## DATA FOR THIS EXERCISE
- - - -
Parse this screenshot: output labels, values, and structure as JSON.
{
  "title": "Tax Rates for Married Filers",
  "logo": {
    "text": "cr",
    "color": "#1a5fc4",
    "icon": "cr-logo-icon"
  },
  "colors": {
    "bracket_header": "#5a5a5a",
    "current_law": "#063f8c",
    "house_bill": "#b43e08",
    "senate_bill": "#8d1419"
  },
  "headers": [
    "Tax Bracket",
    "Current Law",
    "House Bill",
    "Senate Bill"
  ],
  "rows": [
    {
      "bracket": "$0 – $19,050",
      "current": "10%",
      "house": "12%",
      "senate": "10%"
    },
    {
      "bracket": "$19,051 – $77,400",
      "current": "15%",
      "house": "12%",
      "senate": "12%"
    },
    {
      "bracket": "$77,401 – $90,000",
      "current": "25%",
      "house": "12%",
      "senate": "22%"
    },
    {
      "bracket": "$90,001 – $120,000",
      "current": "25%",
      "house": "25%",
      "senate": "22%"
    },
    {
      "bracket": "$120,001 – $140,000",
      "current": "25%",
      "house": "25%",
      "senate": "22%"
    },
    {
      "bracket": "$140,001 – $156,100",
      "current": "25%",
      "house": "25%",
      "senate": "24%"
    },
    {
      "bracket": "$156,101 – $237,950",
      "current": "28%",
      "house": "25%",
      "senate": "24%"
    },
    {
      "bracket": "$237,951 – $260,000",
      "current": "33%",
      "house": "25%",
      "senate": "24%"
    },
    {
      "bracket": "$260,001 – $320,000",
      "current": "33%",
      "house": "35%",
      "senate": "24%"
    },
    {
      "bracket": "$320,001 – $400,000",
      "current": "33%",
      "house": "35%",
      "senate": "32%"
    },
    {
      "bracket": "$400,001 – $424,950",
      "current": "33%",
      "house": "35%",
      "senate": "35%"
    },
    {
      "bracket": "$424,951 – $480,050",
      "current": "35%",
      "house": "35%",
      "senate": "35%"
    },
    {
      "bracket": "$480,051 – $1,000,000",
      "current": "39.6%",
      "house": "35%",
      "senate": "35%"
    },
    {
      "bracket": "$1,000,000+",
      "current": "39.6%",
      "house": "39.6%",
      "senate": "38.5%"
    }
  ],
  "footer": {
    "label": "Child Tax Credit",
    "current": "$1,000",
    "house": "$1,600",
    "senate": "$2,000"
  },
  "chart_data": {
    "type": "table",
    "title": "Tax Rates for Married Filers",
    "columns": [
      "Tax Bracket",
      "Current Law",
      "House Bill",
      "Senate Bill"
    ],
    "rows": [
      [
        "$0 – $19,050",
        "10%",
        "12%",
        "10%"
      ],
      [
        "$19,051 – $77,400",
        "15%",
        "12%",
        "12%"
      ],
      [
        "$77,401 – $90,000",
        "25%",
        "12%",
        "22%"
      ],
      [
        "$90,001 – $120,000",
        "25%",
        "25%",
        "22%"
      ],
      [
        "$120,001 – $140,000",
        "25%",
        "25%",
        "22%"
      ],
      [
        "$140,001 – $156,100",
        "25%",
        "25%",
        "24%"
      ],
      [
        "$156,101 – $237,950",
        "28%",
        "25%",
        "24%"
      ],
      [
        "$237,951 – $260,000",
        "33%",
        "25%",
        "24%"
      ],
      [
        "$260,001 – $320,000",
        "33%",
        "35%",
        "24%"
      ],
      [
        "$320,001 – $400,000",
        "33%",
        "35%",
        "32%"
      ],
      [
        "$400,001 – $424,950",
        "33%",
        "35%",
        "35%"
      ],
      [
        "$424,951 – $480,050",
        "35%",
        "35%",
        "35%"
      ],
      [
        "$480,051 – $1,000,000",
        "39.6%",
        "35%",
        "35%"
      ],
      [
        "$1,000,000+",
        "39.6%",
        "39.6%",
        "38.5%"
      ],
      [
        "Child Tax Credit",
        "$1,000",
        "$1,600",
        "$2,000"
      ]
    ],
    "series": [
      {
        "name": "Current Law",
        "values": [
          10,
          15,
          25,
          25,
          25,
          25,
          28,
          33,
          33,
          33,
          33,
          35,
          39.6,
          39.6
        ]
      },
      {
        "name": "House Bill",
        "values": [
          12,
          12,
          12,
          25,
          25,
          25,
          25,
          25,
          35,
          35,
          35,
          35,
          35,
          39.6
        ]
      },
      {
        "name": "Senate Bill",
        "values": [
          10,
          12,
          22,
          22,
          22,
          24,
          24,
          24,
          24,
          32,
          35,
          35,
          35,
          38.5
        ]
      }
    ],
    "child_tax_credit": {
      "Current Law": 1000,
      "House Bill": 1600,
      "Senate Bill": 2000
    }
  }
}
- - - -
## AIM OF THE EXERCISE
Find every line with the word "Filers" and state how many there are, with no other words.

## WORKED SOLUTION
2